# To be done:
Copy out each line exactly; pictures stay out of the copy.

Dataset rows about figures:

====================

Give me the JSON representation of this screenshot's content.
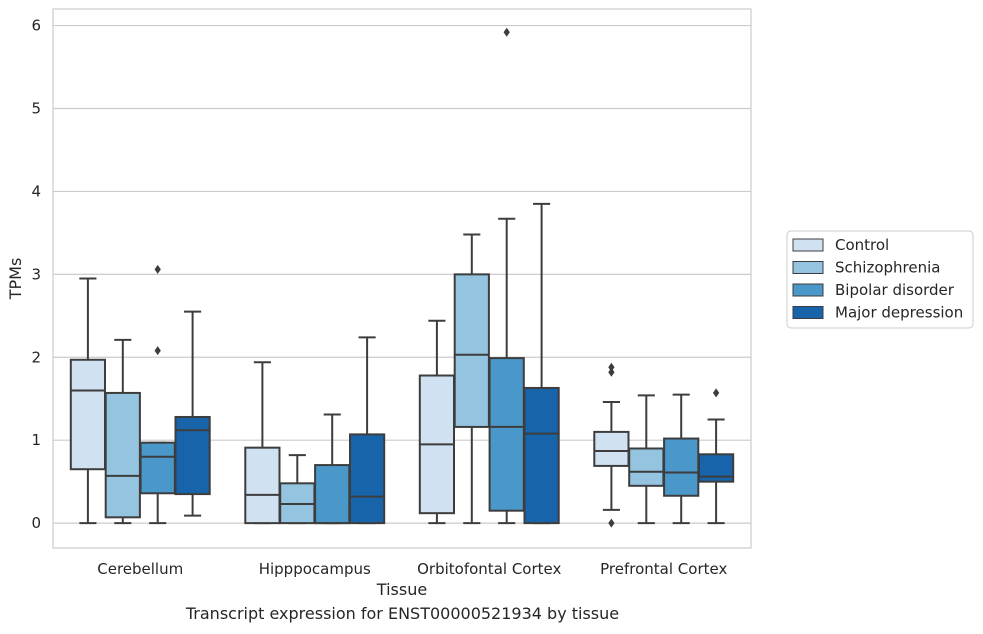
{
  "caption": "Transcript expression for ENST00000521934 by tissue",
  "chart_data": {
    "type": "box",
    "xlabel": "Tissue",
    "ylabel": "TPMs",
    "ylim": [
      -0.3,
      6.2
    ],
    "yticks": [
      0,
      1,
      2,
      3,
      4,
      5,
      6
    ],
    "grid": "horizontal",
    "legend_position": "right",
    "categories": [
      "Cerebellum",
      "Hipppocampus",
      "Orbitofontal Cortex",
      "Prefrontal Cortex"
    ],
    "series": [
      {
        "name": "Control",
        "color": "#d0e1f2",
        "boxes": [
          {
            "whislo": 0.0,
            "q1": 0.65,
            "med": 1.6,
            "q3": 1.97,
            "whishi": 2.95,
            "fliers": []
          },
          {
            "whislo": 0.0,
            "q1": 0.0,
            "med": 0.34,
            "q3": 0.91,
            "whishi": 1.94,
            "fliers": []
          },
          {
            "whislo": 0.0,
            "q1": 0.12,
            "med": 0.95,
            "q3": 1.78,
            "whishi": 2.44,
            "fliers": []
          },
          {
            "whislo": 0.16,
            "q1": 0.69,
            "med": 0.87,
            "q3": 1.1,
            "whishi": 1.46,
            "fliers": [
              0.0,
              1.82,
              1.88
            ]
          }
        ]
      },
      {
        "name": "Schizophrenia",
        "color": "#94c4df",
        "boxes": [
          {
            "whislo": 0.0,
            "q1": 0.07,
            "med": 0.57,
            "q3": 1.57,
            "whishi": 2.21,
            "fliers": []
          },
          {
            "whislo": 0.0,
            "q1": 0.0,
            "med": 0.23,
            "q3": 0.48,
            "whishi": 0.82,
            "fliers": []
          },
          {
            "whislo": 0.0,
            "q1": 1.16,
            "med": 2.03,
            "q3": 3.0,
            "whishi": 3.48,
            "fliers": []
          },
          {
            "whislo": 0.0,
            "q1": 0.45,
            "med": 0.62,
            "q3": 0.9,
            "whishi": 1.54,
            "fliers": []
          }
        ]
      },
      {
        "name": "Bipolar disorder",
        "color": "#4a98c9",
        "boxes": [
          {
            "whislo": 0.0,
            "q1": 0.36,
            "med": 0.8,
            "q3": 0.97,
            "whishi": 0.97,
            "fliers": [
              2.08,
              3.06
            ]
          },
          {
            "whislo": 0.0,
            "q1": 0.0,
            "med": 0.0,
            "q3": 0.7,
            "whishi": 1.31,
            "fliers": []
          },
          {
            "whislo": 0.0,
            "q1": 0.15,
            "med": 1.16,
            "q3": 1.99,
            "whishi": 3.67,
            "fliers": [
              5.92
            ]
          },
          {
            "whislo": 0.0,
            "q1": 0.33,
            "med": 0.61,
            "q3": 1.02,
            "whishi": 1.55,
            "fliers": []
          }
        ]
      },
      {
        "name": "Major depression",
        "color": "#1764ab",
        "boxes": [
          {
            "whislo": 0.09,
            "q1": 0.35,
            "med": 1.12,
            "q3": 1.28,
            "whishi": 2.55,
            "fliers": []
          },
          {
            "whislo": 0.0,
            "q1": 0.0,
            "med": 0.32,
            "q3": 1.07,
            "whishi": 2.24,
            "fliers": []
          },
          {
            "whislo": 0.0,
            "q1": 0.0,
            "med": 1.08,
            "q3": 1.63,
            "whishi": 3.85,
            "fliers": []
          },
          {
            "whislo": 0.0,
            "q1": 0.5,
            "med": 0.56,
            "q3": 0.83,
            "whishi": 1.25,
            "fliers": [
              1.57
            ]
          }
        ]
      }
    ]
  }
}
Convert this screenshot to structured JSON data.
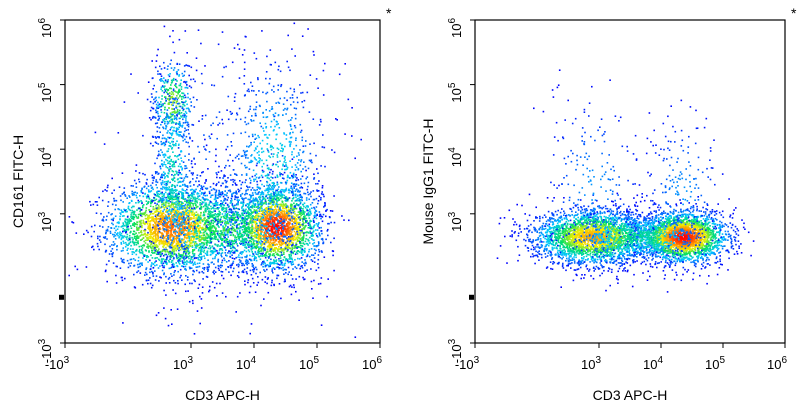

====================

# Reply:
Give me the JSON representation of this screenshot's content.
{
  "caption": "Transcript expression for ENST00000521934 by tissue",
  "chart_data": {
    "type": "box",
    "xlabel": "Tissue",
    "ylabel": "TPMs",
    "ylim": [
      -0.3,
      6.2
    ],
    "yticks": [
      0,
      1,
      2,
      3,
      4,
      5,
      6
    ],
    "grid": "horizontal",
    "legend_position": "right",
    "categories": [
      "Cerebellum",
      "Hipppocampus",
      "Orbitofontal Cortex",
      "Prefrontal Cortex"
    ],
    "series": [
      {
        "name": "Control",
        "color": "#d0e1f2",
        "boxes": [
          {
            "whislo": 0.0,
            "q1": 0.65,
            "med": 1.6,
            "q3": 1.97,
            "whishi": 2.95,
            "fliers": []
          },
          {
            "whislo": 0.0,
            "q1": 0.0,
            "med": 0.34,
            "q3": 0.91,
            "whishi": 1.94,
            "fliers": []
          },
          {
            "whislo": 0.0,
            "q1": 0.12,
            "med": 0.95,
            "q3": 1.78,
            "whishi": 2.44,
            "fliers": []
          },
          {
            "whislo": 0.16,
            "q1": 0.69,
            "med": 0.87,
            "q3": 1.1,
            "whishi": 1.46,
            "fliers": [
              0.0,
              1.82,
              1.88
            ]
          }
        ]
      },
      {
        "name": "Schizophrenia",
        "color": "#94c4df",
        "boxes": [
          {
            "whislo": 0.0,
            "q1": 0.07,
            "med": 0.57,
            "q3": 1.57,
            "whishi": 2.21,
            "fliers": []
          },
          {
            "whislo": 0.0,
            "q1": 0.0,
            "med": 0.23,
            "q3": 0.48,
            "whishi": 0.82,
            "fliers": []
          },
          {
            "whislo": 0.0,
            "q1": 1.16,
            "med": 2.03,
            "q3": 3.0,
            "whishi": 3.48,
            "fliers": []
          },
          {
            "whislo": 0.0,
            "q1": 0.45,
            "med": 0.62,
            "q3": 0.9,
            "whishi": 1.54,
            "fliers": []
          }
        ]
      },
      {
        "name": "Bipolar disorder",
        "color": "#4a98c9",
        "boxes": [
          {
            "whislo": 0.0,
            "q1": 0.36,
            "med": 0.8,
            "q3": 0.97,
            "whishi": 0.97,
            "fliers": [
              2.08,
              3.06
            ]
          },
          {
            "whislo": 0.0,
            "q1": 0.0,
            "med": 0.0,
            "q3": 0.7,
            "whishi": 1.31,
            "fliers": []
          },
          {
            "whislo": 0.0,
            "q1": 0.15,
            "med": 1.16,
            "q3": 1.99,
            "whishi": 3.67,
            "fliers": [
              5.92
            ]
          },
          {
            "whislo": 0.0,
            "q1": 0.33,
            "med": 0.61,
            "q3": 1.02,
            "whishi": 1.55,
            "fliers": []
          }
        ]
      },
      {
        "name": "Major depression",
        "color": "#1764ab",
        "boxes": [
          {
            "whislo": 0.09,
            "q1": 0.35,
            "med": 1.12,
            "q3": 1.28,
            "whishi": 2.55,
            "fliers": []
          },
          {
            "whislo": 0.0,
            "q1": 0.0,
            "med": 0.32,
            "q3": 1.07,
            "whishi": 2.24,
            "fliers": []
          },
          {
            "whislo": 0.0,
            "q1": 0.0,
            "med": 1.08,
            "q3": 1.63,
            "whishi": 3.85,
            "fliers": []
          },
          {
            "whislo": 0.0,
            "q1": 0.5,
            "med": 0.56,
            "q3": 0.83,
            "whishi": 1.25,
            "fliers": [
              1.57
            ]
          }
        ]
      }
    ]
  }
}
Convert this screenshot to structured JSON data.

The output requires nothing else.